#### Given instruction
Without including the pictures, copy out every line below.

Rows from a figure dataset:
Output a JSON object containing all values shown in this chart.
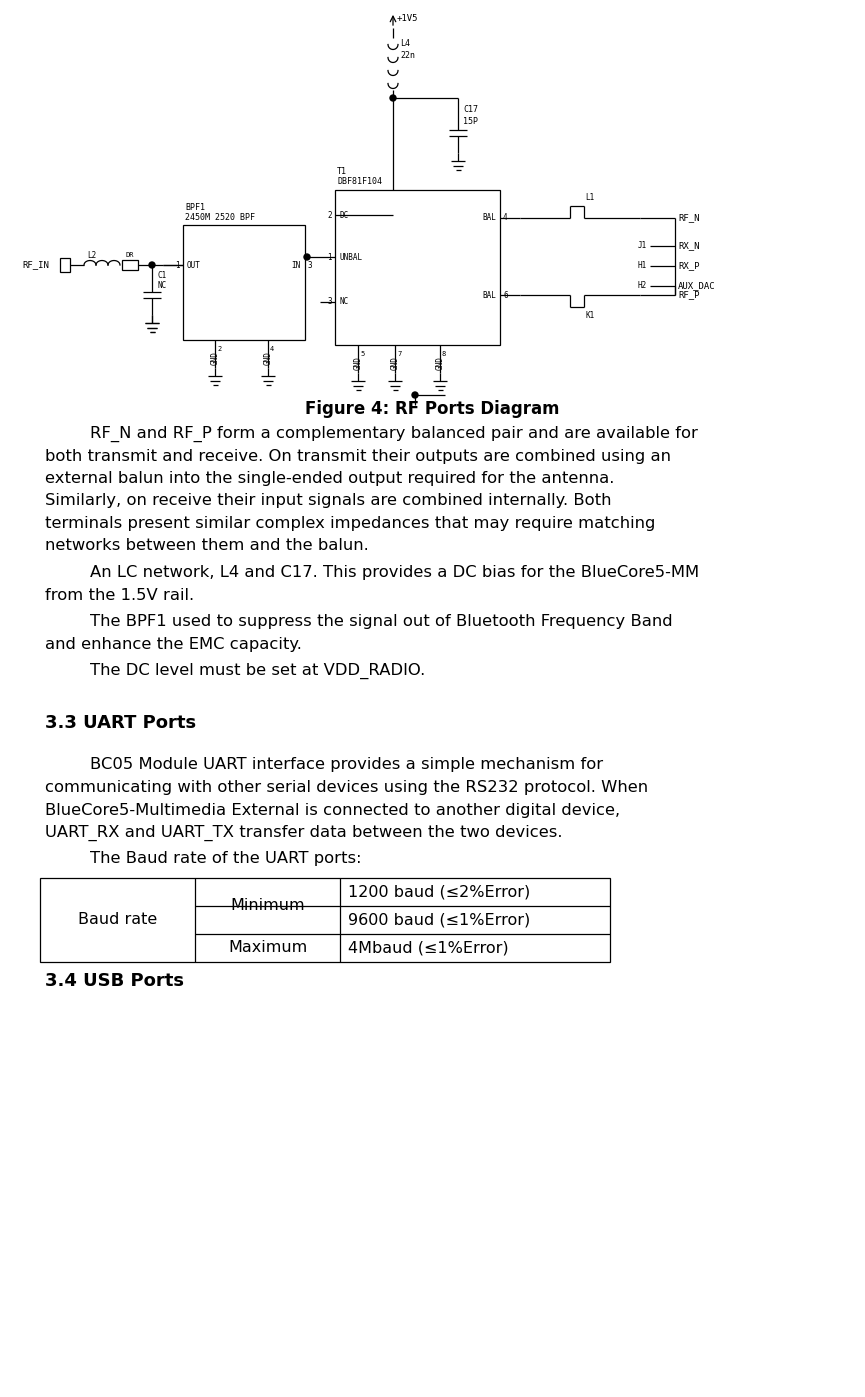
{
  "fig_width": 8.65,
  "fig_height": 13.97,
  "bg_color": "#ffffff",
  "figure_caption": "Figure 4: RF Ports Diagram",
  "para1": "RF_N and RF_P form a complementary balanced pair and are available for both transmit and receive. On transmit their outputs are combined using an external balun into the single-ended output required for the antenna. Similarly, on receive their input signals are combined internally. Both terminals present similar complex impedances that may require matching networks between them and the balun.",
  "para2": "An LC network, L4 and C17. This provides a DC bias for the BlueCore5-MM from the 1.5V rail.",
  "para3": "The BPF1 used to suppress the signal out of Bluetooth Frequency Band and enhance the EMC capacity.",
  "para4": "The DC level must be set at VDD_RADIO.",
  "section_title": "3.3 UART Ports",
  "para5": "BC05 Module UART interface provides a simple mechanism for communicating with other serial devices using the RS232 protocol. When BlueCore5-Multimedia External is connected to another digital device, UART_RX and UART_TX transfer data between the two devices.",
  "para6": "The Baud rate of the UART ports:",
  "table_col1": "Baud rate",
  "table_col2_r1": "Minimum",
  "table_col2_r2": "Maximum",
  "table_col3_r1": "1200 baud (≤2%Error)",
  "table_col3_r2": "9600 baud (≤1%Error)",
  "table_col3_r3": "4Mbaud (≤1%Error)",
  "section_title2": "3.4 USB Ports",
  "text_color": "#000000"
}
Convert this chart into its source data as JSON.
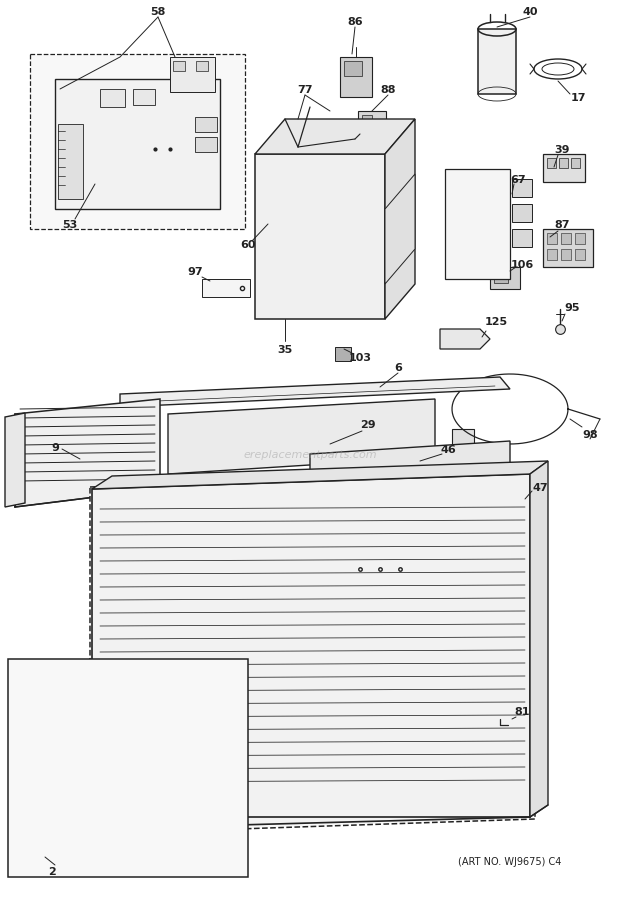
{
  "background_color": "#ffffff",
  "line_color": "#222222",
  "watermark": "ereplacementparts.com",
  "bottom_text": "(ART NO. WJ9675) C4",
  "label_fontsize": 7.5,
  "bold_fontsize": 8.0
}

#### The solution
Output a JSON object containing all values shown in this chart.
{
  "fig_width": 8.65,
  "fig_height": 13.97,
  "bg_color": "#ffffff",
  "figure_caption": "Figure 4: RF Ports Diagram",
  "para1": "RF_N and RF_P form a complementary balanced pair and are available for both transmit and receive. On transmit their outputs are combined using an external balun into the single-ended output required for the antenna. Similarly, on receive their input signals are combined internally. Both terminals present similar complex impedances that may require matching networks between them and the balun.",
  "para2": "An LC network, L4 and C17. This provides a DC bias for the BlueCore5-MM from the 1.5V rail.",
  "para3": "The BPF1 used to suppress the signal out of Bluetooth Frequency Band and enhance the EMC capacity.",
  "para4": "The DC level must be set at VDD_RADIO.",
  "section_title": "3.3 UART Ports",
  "para5": "BC05 Module UART interface provides a simple mechanism for communicating with other serial devices using the RS232 protocol. When BlueCore5-Multimedia External is connected to another digital device, UART_RX and UART_TX transfer data between the two devices.",
  "para6": "The Baud rate of the UART ports:",
  "table_col1": "Baud rate",
  "table_col2_r1": "Minimum",
  "table_col2_r2": "Maximum",
  "table_col3_r1": "1200 baud (≤2%Error)",
  "table_col3_r2": "9600 baud (≤1%Error)",
  "table_col3_r3": "4Mbaud (≤1%Error)",
  "section_title2": "3.4 USB Ports",
  "text_color": "#000000"
}
Convert this chart into its source data as JSON.
{
  "background_color": "#ffffff",
  "line_color": "#222222",
  "watermark": "ereplacementparts.com",
  "bottom_text": "(ART NO. WJ9675) C4",
  "label_fontsize": 7.5,
  "bold_fontsize": 8.0
}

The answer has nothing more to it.